Entrées de l'exercice:
- - -

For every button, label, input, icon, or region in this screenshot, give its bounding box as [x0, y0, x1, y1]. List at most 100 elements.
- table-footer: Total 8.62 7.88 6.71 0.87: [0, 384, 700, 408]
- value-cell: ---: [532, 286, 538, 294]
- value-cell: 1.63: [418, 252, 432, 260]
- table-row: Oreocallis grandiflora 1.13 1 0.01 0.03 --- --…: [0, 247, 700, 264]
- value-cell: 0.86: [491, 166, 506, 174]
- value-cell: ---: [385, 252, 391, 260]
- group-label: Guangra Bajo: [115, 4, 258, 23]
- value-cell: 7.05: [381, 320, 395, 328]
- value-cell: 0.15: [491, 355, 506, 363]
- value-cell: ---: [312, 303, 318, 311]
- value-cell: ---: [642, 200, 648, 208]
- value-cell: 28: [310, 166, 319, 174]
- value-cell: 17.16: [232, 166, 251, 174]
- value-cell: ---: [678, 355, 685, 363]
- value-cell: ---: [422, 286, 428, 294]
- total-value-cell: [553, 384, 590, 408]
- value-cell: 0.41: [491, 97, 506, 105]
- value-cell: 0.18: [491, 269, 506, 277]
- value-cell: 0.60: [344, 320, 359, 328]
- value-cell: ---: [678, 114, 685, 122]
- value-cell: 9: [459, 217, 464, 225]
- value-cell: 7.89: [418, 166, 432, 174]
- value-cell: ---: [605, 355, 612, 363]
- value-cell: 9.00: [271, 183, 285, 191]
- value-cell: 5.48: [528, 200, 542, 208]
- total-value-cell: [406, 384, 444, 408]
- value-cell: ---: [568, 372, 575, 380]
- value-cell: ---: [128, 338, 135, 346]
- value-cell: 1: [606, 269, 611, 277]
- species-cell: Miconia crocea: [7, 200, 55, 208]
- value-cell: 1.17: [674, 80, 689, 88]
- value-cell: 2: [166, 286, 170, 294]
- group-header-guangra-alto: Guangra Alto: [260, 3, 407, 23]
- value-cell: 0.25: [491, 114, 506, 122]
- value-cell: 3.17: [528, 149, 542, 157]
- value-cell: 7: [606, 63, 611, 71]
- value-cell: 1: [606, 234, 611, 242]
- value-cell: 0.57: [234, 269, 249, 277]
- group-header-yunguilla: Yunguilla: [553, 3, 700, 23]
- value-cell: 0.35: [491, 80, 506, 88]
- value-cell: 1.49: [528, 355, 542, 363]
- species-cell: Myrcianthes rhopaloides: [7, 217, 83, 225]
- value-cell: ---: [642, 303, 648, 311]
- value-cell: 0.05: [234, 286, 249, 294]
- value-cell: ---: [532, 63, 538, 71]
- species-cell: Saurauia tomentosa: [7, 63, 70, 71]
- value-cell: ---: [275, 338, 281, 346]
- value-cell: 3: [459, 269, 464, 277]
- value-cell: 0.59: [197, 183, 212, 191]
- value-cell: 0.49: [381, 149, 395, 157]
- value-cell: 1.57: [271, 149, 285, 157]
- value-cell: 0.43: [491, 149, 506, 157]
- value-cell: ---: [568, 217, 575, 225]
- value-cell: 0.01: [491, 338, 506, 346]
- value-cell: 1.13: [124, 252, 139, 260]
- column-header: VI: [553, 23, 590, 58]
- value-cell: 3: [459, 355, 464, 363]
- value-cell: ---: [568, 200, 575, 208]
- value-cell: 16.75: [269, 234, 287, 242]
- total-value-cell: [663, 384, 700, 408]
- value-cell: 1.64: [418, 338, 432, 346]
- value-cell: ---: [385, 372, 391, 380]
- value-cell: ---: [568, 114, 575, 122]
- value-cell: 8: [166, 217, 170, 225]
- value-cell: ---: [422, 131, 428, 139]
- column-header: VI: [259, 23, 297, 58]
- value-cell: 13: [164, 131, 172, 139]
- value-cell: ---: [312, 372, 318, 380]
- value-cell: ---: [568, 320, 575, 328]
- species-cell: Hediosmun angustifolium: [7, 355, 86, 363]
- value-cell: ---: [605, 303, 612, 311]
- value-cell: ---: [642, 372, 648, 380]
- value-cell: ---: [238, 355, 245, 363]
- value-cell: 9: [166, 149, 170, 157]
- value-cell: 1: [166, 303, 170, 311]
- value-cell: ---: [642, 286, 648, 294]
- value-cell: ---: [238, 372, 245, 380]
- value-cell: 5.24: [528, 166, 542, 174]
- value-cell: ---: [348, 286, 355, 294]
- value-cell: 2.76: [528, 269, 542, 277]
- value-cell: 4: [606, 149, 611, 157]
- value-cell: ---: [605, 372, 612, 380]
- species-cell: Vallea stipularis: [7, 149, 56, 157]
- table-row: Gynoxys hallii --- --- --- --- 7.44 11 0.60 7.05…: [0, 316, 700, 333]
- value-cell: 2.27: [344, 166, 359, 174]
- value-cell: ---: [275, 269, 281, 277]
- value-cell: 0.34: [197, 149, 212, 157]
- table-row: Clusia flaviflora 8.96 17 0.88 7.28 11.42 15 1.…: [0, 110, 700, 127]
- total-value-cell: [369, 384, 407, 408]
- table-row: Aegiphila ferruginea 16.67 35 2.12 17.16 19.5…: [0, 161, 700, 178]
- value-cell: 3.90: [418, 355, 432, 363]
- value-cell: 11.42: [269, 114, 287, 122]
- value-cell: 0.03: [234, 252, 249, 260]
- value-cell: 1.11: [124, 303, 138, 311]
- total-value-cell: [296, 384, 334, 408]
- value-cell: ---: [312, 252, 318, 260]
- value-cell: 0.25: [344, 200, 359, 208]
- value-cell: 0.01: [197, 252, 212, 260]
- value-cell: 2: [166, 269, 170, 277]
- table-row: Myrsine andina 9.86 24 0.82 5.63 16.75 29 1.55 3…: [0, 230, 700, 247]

- - -

Objectif de l'exercice: Présentez les lignes de toutes les entrées ci-dessus sous forme de liste numérotée, en omettant les lignes vides.

Réponse au problème:
1. For every button, label, input, icon, or region in this screenshot, give its bounding box as [x0, y0, x1, y1]. List at most 100 elements.
2. - table-footer: Total 8.62 7.88 6.71 0.87: [0, 384, 700, 408]
3. - value-cell: ---: [532, 286, 538, 294]
4. - value-cell: 1.63: [418, 252, 432, 260]
5. - table-row: Oreocallis grandiflora 1.13 1 0.01 0.03 --- --…: [0, 247, 700, 264]
6. - value-cell: 0.86: [491, 166, 506, 174]
7. - value-cell: ---: [385, 252, 391, 260]
8. - group-label: Guangra Bajo: [115, 4, 258, 23]
9. - value-cell: 7.05: [381, 320, 395, 328]
10. - value-cell: 0.15: [491, 355, 506, 363]
11. - value-cell: ---: [312, 303, 318, 311]
12. - value-cell: ---: [642, 200, 648, 208]
13. - value-cell: 28: [310, 166, 319, 174]
14. - value-cell: 17.16: [232, 166, 251, 174]
15. - value-cell: ---: [678, 355, 685, 363]
16. - value-cell: ---: [422, 286, 428, 294]
17. - total-value-cell: [553, 384, 590, 408]
18. - value-cell: 0.41: [491, 97, 506, 105]
19. - value-cell: 0.18: [491, 269, 506, 277]
20. - value-cell: 0.60: [344, 320, 359, 328]
21. - value-cell: ---: [678, 114, 685, 122]
22. - value-cell: 9: [459, 217, 464, 225]
23. - value-cell: 7.89: [418, 166, 432, 174]
24. - value-cell: ---: [605, 355, 612, 363]
25. - value-cell: 9.00: [271, 183, 285, 191]
26. - value-cell: 5.48: [528, 200, 542, 208]
27. - total-value-cell: [406, 384, 444, 408]
28. - value-cell: ---: [568, 372, 575, 380]
29. - value-cell: ---: [128, 338, 135, 346]
30. - value-cell: 1: [606, 269, 611, 277]
31. - species-cell: Miconia crocea: [7, 200, 55, 208]
32. - value-cell: 1.17: [674, 80, 689, 88]
33. - value-cell: 2: [166, 286, 170, 294]
34. - group-header-guangra-alto: Guangra Alto: [260, 3, 407, 23]
35. - value-cell: 0.25: [491, 114, 506, 122]
36. - value-cell: 3.17: [528, 149, 542, 157]
37. - value-cell: 7: [606, 63, 611, 71]
38. - value-cell: 1: [606, 234, 611, 242]
39. - value-cell: 0.57: [234, 269, 249, 277]
40. - group-header-yunguilla: Yunguilla: [553, 3, 700, 23]
41. - value-cell: 0.35: [491, 80, 506, 88]
42. - value-cell: 1.49: [528, 355, 542, 363]
43. - species-cell: Myrcianthes rhopaloides: [7, 217, 83, 225]
44. - value-cell: ---: [642, 303, 648, 311]
45. - value-cell: 0.05: [234, 286, 249, 294]
46. - value-cell: ---: [532, 63, 538, 71]
47. - species-cell: Saurauia tomentosa: [7, 63, 70, 71]
48. - value-cell: ---: [275, 338, 281, 346]
49. - value-cell: 3: [459, 269, 464, 277]
50. - value-cell: 0.59: [197, 183, 212, 191]
51. - value-cell: 0.49: [381, 149, 395, 157]
52. - value-cell: 1.57: [271, 149, 285, 157]
53. - value-cell: 0.43: [491, 149, 506, 157]
54. - value-cell: ---: [568, 217, 575, 225]
55. - value-cell: 0.01: [491, 338, 506, 346]
56. - value-cell: 1.13: [124, 252, 139, 260]
57. - column-header: VI: [553, 23, 590, 58]
58. - value-cell: 3: [459, 355, 464, 363]
59. - value-cell: ---: [568, 200, 575, 208]
60. - value-cell: 16.75: [269, 234, 287, 242]
61. - total-value-cell: [663, 384, 700, 408]
62. - value-cell: 1.64: [418, 338, 432, 346]
63. - value-cell: ---: [385, 372, 391, 380]
64. - value-cell: ---: [568, 114, 575, 122]
65. - value-cell: 8: [166, 217, 170, 225]
66. - value-cell: ---: [422, 131, 428, 139]
67. - column-header: VI: [259, 23, 297, 58]
68. - value-cell: 13: [164, 131, 172, 139]
69. - value-cell: ---: [312, 372, 318, 380]
70. - value-cell: ---: [568, 320, 575, 328]
71. - species-cell: Hediosmun angustifolium: [7, 355, 86, 363]
72. - value-cell: ---: [605, 303, 612, 311]
73. - value-cell: ---: [642, 372, 648, 380]
74. - value-cell: ---: [238, 355, 245, 363]
75. - value-cell: 9: [166, 149, 170, 157]
76. - value-cell: 1: [166, 303, 170, 311]
77. - value-cell: ---: [642, 286, 648, 294]
78. - value-cell: ---: [238, 372, 245, 380]
79. - value-cell: 5.24: [528, 166, 542, 174]
80. - value-cell: ---: [348, 286, 355, 294]
81. - value-cell: 2.76: [528, 269, 542, 277]
82. - value-cell: 4: [606, 149, 611, 157]
83. - value-cell: ---: [605, 372, 612, 380]
84. - species-cell: Vallea stipularis: [7, 149, 56, 157]
85. - table-row: Gynoxys hallii --- --- --- --- 7.44 11 0.60 7.05…: [0, 316, 700, 333]
86. - value-cell: 2.27: [344, 166, 359, 174]
87. - value-cell: ---: [275, 269, 281, 277]
88. - value-cell: 0.34: [197, 149, 212, 157]
89. - table-row: Clusia flaviflora 8.96 17 0.88 7.28 11.42 15 1.…: [0, 110, 700, 127]
90. - total-value-cell: [369, 384, 407, 408]
91. - table-row: Aegiphila ferruginea 16.67 35 2.12 17.16 19.5…: [0, 161, 700, 178]
92. - value-cell: 3.90: [418, 355, 432, 363]
93. - value-cell: 11.42: [269, 114, 287, 122]
94. - value-cell: 0.03: [234, 252, 249, 260]
95. - value-cell: 1.11: [124, 303, 138, 311]
96. - total-value-cell: [296, 384, 334, 408]
97. - value-cell: ---: [312, 252, 318, 260]
98. - value-cell: 0.25: [344, 200, 359, 208]
99. - value-cell: 0.01: [197, 252, 212, 260]
100. - value-cell: 2: [166, 269, 170, 277]
101. - table-row: Myrsine andina 9.86 24 0.82 5.63 16.75 29 1.55 3…: [0, 230, 700, 247]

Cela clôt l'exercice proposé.